== DATASET EXTRACT
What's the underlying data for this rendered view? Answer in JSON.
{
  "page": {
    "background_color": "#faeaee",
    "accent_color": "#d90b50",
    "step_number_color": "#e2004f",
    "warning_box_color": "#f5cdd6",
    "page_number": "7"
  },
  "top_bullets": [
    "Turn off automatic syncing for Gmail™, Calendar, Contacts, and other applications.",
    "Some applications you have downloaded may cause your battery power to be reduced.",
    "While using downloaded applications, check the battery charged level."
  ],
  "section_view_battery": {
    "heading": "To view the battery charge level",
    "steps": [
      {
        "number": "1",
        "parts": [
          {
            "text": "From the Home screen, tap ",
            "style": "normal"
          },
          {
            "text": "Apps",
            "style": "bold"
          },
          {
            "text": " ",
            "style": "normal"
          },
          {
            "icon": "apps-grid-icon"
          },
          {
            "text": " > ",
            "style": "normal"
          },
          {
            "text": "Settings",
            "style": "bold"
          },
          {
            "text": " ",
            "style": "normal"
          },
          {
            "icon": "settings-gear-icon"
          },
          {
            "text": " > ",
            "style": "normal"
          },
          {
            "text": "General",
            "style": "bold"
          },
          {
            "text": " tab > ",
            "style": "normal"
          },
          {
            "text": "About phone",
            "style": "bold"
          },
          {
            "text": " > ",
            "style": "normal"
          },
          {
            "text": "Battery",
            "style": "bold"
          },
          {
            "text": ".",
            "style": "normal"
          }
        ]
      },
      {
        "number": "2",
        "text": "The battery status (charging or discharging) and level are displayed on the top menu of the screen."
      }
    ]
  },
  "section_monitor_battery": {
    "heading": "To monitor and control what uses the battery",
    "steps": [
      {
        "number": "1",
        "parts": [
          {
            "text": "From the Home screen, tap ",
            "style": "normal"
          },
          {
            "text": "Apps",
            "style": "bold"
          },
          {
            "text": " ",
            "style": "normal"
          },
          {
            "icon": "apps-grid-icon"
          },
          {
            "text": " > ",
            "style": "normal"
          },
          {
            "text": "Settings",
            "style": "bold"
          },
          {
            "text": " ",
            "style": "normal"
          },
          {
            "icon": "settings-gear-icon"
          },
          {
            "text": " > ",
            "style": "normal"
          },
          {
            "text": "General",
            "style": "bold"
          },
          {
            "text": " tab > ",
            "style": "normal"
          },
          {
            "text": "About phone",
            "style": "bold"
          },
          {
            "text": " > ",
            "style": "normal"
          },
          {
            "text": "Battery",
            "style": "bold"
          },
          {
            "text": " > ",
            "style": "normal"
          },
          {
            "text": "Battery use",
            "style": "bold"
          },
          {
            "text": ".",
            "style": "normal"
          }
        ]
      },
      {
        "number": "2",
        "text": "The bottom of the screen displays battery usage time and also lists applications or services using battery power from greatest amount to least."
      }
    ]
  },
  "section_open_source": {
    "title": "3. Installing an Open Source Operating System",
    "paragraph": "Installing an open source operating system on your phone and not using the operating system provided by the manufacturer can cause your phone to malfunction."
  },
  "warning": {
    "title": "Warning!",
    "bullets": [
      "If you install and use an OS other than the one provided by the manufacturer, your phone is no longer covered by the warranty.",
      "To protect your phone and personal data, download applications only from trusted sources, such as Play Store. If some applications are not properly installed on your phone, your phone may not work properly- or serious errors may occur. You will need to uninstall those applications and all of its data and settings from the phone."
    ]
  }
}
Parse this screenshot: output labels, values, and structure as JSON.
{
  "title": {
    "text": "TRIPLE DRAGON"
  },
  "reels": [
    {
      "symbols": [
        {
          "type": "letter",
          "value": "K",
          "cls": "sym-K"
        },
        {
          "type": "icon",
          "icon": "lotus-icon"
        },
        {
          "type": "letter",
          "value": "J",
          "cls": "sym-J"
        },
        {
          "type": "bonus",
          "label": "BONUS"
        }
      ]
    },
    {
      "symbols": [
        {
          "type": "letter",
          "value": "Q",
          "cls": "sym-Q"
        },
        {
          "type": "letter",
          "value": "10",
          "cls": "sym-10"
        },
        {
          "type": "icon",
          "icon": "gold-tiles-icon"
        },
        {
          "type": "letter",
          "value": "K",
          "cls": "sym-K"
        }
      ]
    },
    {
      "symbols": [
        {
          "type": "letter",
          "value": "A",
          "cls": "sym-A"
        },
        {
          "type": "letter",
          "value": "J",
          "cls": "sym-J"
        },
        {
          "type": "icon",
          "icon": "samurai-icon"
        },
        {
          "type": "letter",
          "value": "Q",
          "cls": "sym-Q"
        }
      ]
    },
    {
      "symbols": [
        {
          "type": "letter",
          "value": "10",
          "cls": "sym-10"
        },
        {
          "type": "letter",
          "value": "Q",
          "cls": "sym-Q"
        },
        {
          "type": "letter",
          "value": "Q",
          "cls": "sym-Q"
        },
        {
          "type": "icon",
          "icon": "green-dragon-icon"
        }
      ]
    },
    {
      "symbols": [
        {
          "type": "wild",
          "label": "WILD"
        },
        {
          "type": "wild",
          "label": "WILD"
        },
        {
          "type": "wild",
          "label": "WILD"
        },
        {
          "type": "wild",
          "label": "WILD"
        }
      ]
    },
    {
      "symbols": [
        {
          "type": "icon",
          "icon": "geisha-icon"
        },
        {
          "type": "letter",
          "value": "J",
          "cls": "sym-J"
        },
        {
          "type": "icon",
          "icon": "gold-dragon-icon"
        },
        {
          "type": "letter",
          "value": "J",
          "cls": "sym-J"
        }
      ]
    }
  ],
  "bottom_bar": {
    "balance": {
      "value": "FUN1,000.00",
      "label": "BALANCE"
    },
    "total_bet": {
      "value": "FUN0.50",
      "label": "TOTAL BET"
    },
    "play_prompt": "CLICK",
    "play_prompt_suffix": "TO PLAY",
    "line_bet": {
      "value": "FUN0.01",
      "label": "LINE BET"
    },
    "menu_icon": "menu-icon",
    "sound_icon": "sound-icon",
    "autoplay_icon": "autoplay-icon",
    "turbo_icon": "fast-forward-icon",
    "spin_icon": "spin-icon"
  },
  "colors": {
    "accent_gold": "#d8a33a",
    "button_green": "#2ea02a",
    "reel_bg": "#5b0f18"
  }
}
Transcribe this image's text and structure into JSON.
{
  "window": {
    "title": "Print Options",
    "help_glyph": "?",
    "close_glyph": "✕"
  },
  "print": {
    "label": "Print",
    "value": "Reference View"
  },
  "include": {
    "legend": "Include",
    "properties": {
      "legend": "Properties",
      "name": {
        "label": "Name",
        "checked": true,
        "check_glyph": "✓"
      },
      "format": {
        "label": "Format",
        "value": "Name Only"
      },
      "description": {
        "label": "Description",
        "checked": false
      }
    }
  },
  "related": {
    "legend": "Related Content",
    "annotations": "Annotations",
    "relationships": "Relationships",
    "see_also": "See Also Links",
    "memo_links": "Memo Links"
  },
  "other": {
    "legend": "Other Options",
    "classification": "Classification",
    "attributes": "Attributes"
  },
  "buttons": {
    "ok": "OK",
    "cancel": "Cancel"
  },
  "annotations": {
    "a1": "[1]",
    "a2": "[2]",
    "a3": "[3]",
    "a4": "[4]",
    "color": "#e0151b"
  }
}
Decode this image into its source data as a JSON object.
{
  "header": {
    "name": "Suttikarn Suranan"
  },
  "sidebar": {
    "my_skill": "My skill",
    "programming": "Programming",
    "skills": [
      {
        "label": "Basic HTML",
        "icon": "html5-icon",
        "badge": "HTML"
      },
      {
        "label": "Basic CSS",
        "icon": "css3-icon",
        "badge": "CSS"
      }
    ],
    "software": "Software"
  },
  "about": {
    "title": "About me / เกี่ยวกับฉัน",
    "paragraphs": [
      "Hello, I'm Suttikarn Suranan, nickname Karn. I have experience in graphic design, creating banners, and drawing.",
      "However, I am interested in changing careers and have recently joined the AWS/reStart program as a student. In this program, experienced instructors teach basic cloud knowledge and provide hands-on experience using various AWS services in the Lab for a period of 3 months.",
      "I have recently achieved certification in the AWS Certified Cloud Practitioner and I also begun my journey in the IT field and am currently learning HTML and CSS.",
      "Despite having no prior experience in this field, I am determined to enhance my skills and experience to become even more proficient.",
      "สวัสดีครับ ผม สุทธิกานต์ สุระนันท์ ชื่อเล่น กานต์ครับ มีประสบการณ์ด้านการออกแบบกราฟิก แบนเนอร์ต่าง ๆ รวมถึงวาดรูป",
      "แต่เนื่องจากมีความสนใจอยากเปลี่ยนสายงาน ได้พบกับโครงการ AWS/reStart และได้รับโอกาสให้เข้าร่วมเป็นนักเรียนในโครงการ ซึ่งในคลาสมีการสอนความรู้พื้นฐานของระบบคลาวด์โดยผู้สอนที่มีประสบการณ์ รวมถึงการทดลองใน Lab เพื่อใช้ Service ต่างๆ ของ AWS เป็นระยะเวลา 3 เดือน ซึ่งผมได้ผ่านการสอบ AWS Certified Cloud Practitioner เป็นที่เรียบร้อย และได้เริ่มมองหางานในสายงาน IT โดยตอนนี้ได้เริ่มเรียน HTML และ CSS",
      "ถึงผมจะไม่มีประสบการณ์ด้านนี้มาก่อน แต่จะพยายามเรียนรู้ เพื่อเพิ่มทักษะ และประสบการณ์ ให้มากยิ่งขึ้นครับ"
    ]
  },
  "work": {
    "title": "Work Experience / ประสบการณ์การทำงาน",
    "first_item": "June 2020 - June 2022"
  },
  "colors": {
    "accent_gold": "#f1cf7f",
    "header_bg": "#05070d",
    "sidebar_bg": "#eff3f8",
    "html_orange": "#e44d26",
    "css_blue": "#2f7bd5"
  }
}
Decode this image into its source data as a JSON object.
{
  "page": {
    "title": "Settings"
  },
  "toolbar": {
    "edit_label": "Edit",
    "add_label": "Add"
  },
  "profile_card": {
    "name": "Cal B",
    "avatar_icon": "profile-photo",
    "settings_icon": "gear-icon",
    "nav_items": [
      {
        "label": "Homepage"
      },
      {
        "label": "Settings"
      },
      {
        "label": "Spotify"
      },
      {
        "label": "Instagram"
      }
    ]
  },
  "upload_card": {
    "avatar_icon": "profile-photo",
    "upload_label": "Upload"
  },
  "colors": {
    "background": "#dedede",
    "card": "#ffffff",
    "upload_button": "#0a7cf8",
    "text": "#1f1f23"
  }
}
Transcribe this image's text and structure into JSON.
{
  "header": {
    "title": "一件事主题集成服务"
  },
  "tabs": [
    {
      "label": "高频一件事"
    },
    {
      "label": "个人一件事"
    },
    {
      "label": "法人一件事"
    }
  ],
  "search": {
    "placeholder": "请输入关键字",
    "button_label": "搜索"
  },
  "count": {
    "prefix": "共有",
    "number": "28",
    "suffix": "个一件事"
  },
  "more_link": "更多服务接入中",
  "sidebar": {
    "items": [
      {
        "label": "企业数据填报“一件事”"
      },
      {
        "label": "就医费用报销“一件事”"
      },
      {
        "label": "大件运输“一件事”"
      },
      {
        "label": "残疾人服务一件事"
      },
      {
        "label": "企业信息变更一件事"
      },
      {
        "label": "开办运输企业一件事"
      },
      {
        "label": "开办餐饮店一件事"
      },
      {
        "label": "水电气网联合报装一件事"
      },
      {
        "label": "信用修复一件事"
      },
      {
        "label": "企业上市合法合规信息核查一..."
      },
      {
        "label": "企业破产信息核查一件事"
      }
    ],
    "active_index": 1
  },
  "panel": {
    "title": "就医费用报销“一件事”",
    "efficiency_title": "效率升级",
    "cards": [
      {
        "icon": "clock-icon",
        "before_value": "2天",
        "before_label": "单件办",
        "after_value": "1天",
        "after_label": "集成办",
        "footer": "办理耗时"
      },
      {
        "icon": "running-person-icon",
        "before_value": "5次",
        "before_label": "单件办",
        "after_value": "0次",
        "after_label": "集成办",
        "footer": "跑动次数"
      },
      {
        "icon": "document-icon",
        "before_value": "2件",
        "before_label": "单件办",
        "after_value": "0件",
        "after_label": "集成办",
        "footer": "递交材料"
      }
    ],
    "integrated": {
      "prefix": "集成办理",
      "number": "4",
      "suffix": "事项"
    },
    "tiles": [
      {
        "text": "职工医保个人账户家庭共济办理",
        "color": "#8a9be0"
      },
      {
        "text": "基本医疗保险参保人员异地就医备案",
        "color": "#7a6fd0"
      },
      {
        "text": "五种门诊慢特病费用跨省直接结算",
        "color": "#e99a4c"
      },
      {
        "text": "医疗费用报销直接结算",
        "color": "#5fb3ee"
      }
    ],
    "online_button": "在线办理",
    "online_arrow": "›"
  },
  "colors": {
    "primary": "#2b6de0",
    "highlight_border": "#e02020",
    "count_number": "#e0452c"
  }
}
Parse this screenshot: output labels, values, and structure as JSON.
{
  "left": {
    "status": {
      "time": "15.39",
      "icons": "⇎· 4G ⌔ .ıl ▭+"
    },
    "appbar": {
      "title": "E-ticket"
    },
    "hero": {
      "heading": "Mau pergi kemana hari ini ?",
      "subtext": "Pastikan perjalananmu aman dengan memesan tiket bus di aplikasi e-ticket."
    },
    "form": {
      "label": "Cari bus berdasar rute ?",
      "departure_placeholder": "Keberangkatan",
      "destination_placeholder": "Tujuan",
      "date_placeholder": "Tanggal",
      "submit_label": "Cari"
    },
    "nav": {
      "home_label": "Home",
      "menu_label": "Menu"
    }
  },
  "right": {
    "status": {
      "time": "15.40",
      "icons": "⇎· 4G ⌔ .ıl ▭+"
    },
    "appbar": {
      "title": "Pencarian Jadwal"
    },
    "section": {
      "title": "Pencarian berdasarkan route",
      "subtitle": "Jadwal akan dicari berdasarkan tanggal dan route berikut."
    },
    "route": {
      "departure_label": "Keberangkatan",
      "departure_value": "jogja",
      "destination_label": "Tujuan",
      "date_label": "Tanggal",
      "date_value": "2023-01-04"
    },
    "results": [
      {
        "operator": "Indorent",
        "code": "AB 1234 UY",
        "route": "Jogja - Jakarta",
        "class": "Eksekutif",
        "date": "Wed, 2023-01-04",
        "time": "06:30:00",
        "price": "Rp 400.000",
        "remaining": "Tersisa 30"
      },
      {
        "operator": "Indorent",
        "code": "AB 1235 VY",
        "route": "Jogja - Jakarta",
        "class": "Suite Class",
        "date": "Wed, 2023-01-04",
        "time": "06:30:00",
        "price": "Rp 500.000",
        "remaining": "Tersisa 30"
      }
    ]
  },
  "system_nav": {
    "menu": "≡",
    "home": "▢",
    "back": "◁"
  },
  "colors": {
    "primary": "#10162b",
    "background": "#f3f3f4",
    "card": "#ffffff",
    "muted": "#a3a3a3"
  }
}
====
### [WORK REQUIRED]
Track down all lines above with the string "field" and copy them.

### [COMPLETED TASK]
      "I have recently achieved certification in the AWS Certified Cloud Practitioner and I also begun my journey in the IT field and am currently learning HTML and CSS.",
      "Despite having no prior experience in this field, I am determined to enhance my skills and experience to become even more proficient.",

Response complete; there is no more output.